→ Your goal
Your task is to copy the listing exactly. Drop any pictures from the copy.

→ Dataset items
[start]

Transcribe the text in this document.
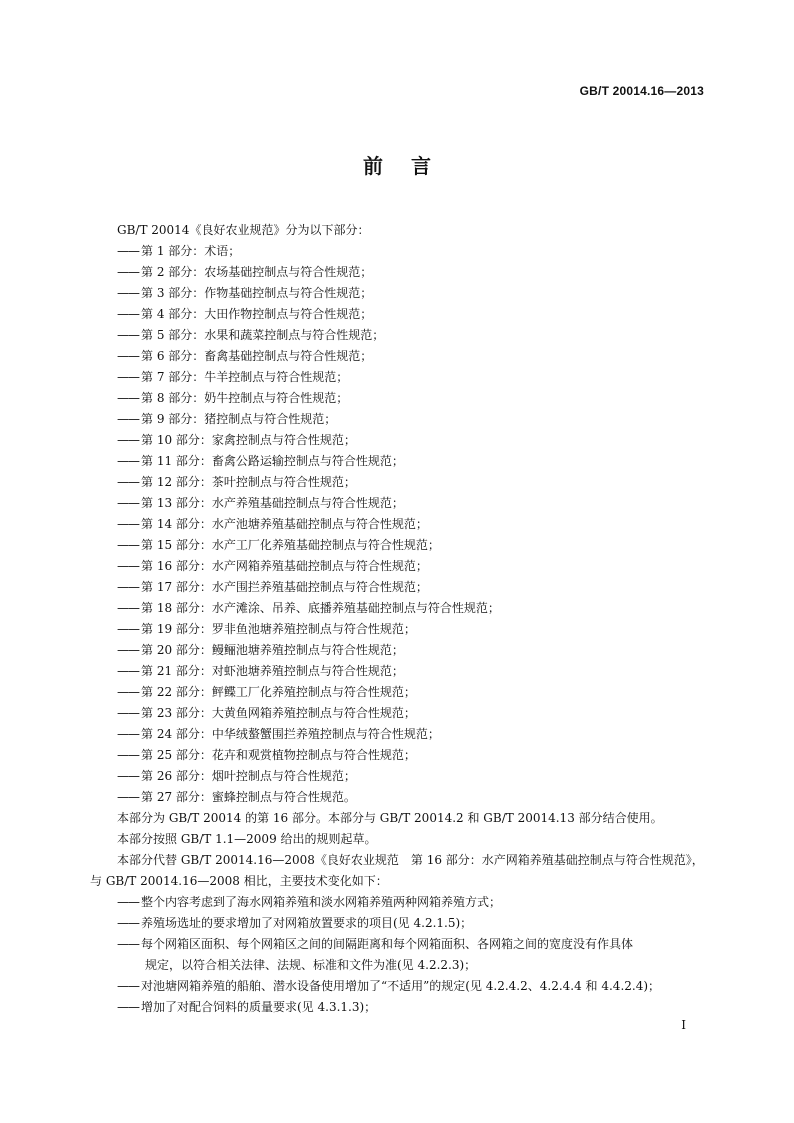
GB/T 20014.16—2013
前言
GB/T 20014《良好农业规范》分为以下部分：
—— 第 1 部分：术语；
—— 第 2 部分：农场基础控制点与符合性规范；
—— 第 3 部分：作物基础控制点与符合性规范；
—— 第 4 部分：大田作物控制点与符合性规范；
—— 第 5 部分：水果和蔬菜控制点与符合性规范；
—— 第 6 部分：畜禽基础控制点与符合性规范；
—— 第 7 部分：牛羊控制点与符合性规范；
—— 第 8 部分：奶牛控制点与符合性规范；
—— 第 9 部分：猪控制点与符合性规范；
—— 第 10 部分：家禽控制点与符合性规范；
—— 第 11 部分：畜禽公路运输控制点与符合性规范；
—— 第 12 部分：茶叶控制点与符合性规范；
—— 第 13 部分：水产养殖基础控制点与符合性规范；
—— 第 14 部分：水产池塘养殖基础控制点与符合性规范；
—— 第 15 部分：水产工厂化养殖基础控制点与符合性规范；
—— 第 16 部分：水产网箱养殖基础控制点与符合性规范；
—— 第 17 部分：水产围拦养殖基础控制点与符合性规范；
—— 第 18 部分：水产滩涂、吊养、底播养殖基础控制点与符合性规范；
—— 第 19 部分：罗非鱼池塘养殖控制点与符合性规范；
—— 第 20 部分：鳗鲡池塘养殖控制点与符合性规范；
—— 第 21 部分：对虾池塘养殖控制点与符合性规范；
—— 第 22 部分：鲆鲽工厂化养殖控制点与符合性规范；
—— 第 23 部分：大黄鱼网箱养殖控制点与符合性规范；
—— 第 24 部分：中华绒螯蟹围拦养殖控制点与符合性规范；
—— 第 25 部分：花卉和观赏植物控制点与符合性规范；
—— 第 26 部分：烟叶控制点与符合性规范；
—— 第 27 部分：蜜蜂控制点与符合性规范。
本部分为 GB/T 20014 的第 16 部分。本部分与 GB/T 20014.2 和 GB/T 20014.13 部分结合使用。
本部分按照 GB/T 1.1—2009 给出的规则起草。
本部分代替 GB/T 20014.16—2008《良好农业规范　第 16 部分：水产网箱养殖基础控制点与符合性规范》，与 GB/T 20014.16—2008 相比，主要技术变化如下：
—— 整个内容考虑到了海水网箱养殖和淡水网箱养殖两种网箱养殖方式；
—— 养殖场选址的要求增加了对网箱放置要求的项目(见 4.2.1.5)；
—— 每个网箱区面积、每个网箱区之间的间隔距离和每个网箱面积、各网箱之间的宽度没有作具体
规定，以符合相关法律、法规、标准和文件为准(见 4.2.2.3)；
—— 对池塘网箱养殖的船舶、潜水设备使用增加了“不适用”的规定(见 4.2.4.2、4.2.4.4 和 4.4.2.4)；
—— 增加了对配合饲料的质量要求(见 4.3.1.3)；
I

[end]

→ Result for this exercise
Transcribe the text in this document.
GB/T 20014.16—2013
前言
GB/T 20014《良好农业规范》分为以下部分：
—— 第 1 部分：术语；
—— 第 2 部分：农场基础控制点与符合性规范；
—— 第 3 部分：作物基础控制点与符合性规范；
—— 第 4 部分：大田作物控制点与符合性规范；
—— 第 5 部分：水果和蔬菜控制点与符合性规范；
—— 第 6 部分：畜禽基础控制点与符合性规范；
—— 第 7 部分：牛羊控制点与符合性规范；
—— 第 8 部分：奶牛控制点与符合性规范；
—— 第 9 部分：猪控制点与符合性规范；
—— 第 10 部分：家禽控制点与符合性规范；
—— 第 11 部分：畜禽公路运输控制点与符合性规范；
—— 第 12 部分：茶叶控制点与符合性规范；
—— 第 13 部分：水产养殖基础控制点与符合性规范；
—— 第 14 部分：水产池塘养殖基础控制点与符合性规范；
—— 第 15 部分：水产工厂化养殖基础控制点与符合性规范；
—— 第 16 部分：水产网箱养殖基础控制点与符合性规范；
—— 第 17 部分：水产围拦养殖基础控制点与符合性规范；
—— 第 18 部分：水产滩涂、吊养、底播养殖基础控制点与符合性规范；
—— 第 19 部分：罗非鱼池塘养殖控制点与符合性规范；
—— 第 20 部分：鳗鲡池塘养殖控制点与符合性规范；
—— 第 21 部分：对虾池塘养殖控制点与符合性规范；
—— 第 22 部分：鲆鲽工厂化养殖控制点与符合性规范；
—— 第 23 部分：大黄鱼网箱养殖控制点与符合性规范；
—— 第 24 部分：中华绒螯蟹围拦养殖控制点与符合性规范；
—— 第 25 部分：花卉和观赏植物控制点与符合性规范；
—— 第 26 部分：烟叶控制点与符合性规范；
—— 第 27 部分：蜜蜂控制点与符合性规范。
本部分为 GB/T 20014 的第 16 部分。本部分与 GB/T 20014.2 和 GB/T 20014.13 部分结合使用。
本部分按照 GB/T 1.1—2009 给出的规则起草。
本部分代替 GB/T 20014.16—2008《良好农业规范　第 16 部分：水产网箱养殖基础控制点与符合性规范》，与 GB/T 20014.16—2008 相比，主要技术变化如下：
—— 整个内容考虑到了海水网箱养殖和淡水网箱养殖两种网箱养殖方式；
—— 养殖场选址的要求增加了对网箱放置要求的项目(见 4.2.1.5)；
—— 每个网箱区面积、每个网箱区之间的间隔距离和每个网箱面积、各网箱之间的宽度没有作具体
规定，以符合相关法律、法规、标准和文件为准(见 4.2.2.3)；
—— 对池塘网箱养殖的船舶、潜水设备使用增加了“不适用”的规定(见 4.2.4.2、4.2.4.4 和 4.4.2.4)；
—— 增加了对配合饲料的质量要求(见 4.3.1.3)；
I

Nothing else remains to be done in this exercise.